Exercise> Pull out all lines from the listing below in which the word "JSON" appears.

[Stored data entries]
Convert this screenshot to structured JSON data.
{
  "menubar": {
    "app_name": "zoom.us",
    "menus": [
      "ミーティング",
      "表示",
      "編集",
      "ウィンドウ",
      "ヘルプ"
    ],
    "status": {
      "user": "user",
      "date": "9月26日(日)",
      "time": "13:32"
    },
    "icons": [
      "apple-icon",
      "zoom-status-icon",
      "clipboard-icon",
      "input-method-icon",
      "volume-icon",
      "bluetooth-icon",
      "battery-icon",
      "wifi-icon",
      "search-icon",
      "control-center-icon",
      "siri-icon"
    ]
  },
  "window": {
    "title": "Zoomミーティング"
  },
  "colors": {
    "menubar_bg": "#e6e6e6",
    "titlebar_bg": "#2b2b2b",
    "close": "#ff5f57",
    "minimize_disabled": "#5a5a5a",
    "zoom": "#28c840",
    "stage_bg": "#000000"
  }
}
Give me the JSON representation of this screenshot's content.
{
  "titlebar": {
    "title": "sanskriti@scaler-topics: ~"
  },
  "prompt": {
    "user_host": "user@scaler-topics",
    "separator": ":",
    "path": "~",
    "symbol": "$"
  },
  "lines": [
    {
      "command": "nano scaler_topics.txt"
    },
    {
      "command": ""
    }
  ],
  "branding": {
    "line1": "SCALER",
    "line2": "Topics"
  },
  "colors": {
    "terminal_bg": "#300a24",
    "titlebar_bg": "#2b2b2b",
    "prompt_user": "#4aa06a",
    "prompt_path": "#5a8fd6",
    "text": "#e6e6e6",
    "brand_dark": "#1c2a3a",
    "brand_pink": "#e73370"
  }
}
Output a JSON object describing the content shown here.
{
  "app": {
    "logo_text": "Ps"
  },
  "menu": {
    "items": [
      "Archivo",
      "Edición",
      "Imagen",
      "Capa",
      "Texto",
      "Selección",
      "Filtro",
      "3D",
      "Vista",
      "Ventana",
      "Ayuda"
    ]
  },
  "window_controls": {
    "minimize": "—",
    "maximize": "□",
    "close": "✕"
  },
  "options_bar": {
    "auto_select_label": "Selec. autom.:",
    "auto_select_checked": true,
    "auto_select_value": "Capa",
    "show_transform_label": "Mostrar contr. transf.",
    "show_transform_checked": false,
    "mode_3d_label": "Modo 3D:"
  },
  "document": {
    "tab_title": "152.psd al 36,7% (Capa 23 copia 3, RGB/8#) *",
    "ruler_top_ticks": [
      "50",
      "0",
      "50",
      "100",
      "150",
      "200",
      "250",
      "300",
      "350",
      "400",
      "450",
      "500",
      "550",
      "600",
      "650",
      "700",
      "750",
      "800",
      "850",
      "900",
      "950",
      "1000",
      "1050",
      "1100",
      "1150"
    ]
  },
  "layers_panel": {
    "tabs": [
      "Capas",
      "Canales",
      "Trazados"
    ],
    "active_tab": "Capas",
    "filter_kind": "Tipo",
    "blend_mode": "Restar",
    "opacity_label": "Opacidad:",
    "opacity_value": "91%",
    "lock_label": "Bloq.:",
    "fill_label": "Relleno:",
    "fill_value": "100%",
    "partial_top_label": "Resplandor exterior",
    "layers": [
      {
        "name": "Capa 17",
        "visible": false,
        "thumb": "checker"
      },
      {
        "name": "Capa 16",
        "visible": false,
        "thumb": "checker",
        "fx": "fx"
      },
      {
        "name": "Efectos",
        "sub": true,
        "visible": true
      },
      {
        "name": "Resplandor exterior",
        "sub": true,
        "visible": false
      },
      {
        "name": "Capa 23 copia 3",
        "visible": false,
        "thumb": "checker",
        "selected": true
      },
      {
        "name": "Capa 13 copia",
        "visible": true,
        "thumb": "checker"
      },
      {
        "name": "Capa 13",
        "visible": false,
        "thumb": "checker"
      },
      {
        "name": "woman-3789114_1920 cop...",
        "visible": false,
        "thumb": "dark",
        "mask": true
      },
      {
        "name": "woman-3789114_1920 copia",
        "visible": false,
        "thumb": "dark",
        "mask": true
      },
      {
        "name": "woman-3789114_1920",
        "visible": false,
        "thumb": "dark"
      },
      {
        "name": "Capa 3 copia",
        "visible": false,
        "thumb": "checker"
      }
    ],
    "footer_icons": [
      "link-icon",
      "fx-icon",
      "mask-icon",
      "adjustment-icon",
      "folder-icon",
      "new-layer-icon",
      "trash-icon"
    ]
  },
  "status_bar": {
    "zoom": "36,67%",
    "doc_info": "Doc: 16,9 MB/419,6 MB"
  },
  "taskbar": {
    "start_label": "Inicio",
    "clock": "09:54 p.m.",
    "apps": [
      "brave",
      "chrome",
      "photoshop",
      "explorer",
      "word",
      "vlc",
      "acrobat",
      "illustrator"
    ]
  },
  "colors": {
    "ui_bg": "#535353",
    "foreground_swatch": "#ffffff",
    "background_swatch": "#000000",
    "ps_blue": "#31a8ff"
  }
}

Result below>
Convert this screenshot to structured JSON data.
Give me the JSON representation of this screenshot's content.
Output a JSON object describing the content shown here.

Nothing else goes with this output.